Records:
•••
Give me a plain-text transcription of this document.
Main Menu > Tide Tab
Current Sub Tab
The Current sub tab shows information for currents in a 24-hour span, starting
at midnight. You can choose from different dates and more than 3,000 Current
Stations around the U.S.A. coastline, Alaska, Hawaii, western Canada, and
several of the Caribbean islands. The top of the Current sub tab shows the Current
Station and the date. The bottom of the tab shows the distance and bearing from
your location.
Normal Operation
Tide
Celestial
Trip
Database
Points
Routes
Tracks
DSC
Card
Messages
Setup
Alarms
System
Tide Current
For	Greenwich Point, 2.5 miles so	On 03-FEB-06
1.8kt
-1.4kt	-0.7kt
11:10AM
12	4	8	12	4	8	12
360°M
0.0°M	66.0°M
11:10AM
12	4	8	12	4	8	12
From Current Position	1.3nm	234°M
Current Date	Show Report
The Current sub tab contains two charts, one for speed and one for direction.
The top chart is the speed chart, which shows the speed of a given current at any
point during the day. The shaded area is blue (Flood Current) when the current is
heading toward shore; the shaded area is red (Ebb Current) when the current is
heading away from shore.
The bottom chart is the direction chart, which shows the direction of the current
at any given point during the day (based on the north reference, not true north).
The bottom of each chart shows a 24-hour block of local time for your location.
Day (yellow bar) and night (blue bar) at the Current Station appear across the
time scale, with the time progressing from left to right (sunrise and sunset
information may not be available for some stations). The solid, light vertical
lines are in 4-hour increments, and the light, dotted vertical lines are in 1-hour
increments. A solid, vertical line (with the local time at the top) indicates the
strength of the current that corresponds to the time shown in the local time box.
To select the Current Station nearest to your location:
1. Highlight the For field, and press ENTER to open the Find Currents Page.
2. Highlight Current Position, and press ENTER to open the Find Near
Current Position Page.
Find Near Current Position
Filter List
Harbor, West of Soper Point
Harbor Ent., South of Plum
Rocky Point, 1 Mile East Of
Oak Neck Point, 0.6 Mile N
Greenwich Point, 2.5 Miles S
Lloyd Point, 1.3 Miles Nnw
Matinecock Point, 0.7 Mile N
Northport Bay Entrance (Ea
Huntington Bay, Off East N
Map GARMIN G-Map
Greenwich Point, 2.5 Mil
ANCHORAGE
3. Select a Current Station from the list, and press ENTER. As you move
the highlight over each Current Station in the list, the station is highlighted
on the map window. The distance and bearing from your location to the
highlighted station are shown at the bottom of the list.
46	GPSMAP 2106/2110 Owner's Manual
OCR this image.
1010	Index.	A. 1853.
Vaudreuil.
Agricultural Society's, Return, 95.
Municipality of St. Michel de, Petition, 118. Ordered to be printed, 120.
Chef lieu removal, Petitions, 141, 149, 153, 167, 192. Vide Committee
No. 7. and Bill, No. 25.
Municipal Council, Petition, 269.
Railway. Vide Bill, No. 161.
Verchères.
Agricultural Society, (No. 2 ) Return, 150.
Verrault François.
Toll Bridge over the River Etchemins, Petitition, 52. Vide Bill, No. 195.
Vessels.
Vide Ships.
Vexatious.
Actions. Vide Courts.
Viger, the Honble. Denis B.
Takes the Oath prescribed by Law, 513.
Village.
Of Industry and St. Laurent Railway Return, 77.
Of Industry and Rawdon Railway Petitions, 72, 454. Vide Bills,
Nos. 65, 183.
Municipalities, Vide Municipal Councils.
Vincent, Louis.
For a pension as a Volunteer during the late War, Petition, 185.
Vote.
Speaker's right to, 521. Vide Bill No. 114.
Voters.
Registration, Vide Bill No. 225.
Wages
•••
Work to complete
Reproduce only the lines between the line containing "OCR this image." and the last line of the records, those two lines included, exactly.

Exercise output
OCR this image.
1010	Index.	A. 1853.
Vaudreuil.
Agricultural Society's, Return, 95.
Municipality of St. Michel de, Petition, 118. Ordered to be printed, 120.
Chef lieu removal, Petitions, 141, 149, 153, 167, 192. Vide Committee
No. 7. and Bill, No. 25.
Municipal Council, Petition, 269.
Railway. Vide Bill, No. 161.
Verchères.
Agricultural Society, (No. 2 ) Return, 150.
Verrault François.
Toll Bridge over the River Etchemins, Petitition, 52. Vide Bill, No. 195.
Vessels.
Vide Ships.
Vexatious.
Actions. Vide Courts.
Viger, the Honble. Denis B.
Takes the Oath prescribed by Law, 513.
Village.
Of Industry and St. Laurent Railway Return, 77.
Of Industry and Rawdon Railway Petitions, 72, 454. Vide Bills,
Nos. 65, 183.
Municipalities, Vide Municipal Councils.
Vincent, Louis.
For a pension as a Volunteer during the late War, Petition, 185.
Vote.
Speaker's right to, 521. Vide Bill No. 114.
Voters.
Registration, Vide Bill No. 225.
Wages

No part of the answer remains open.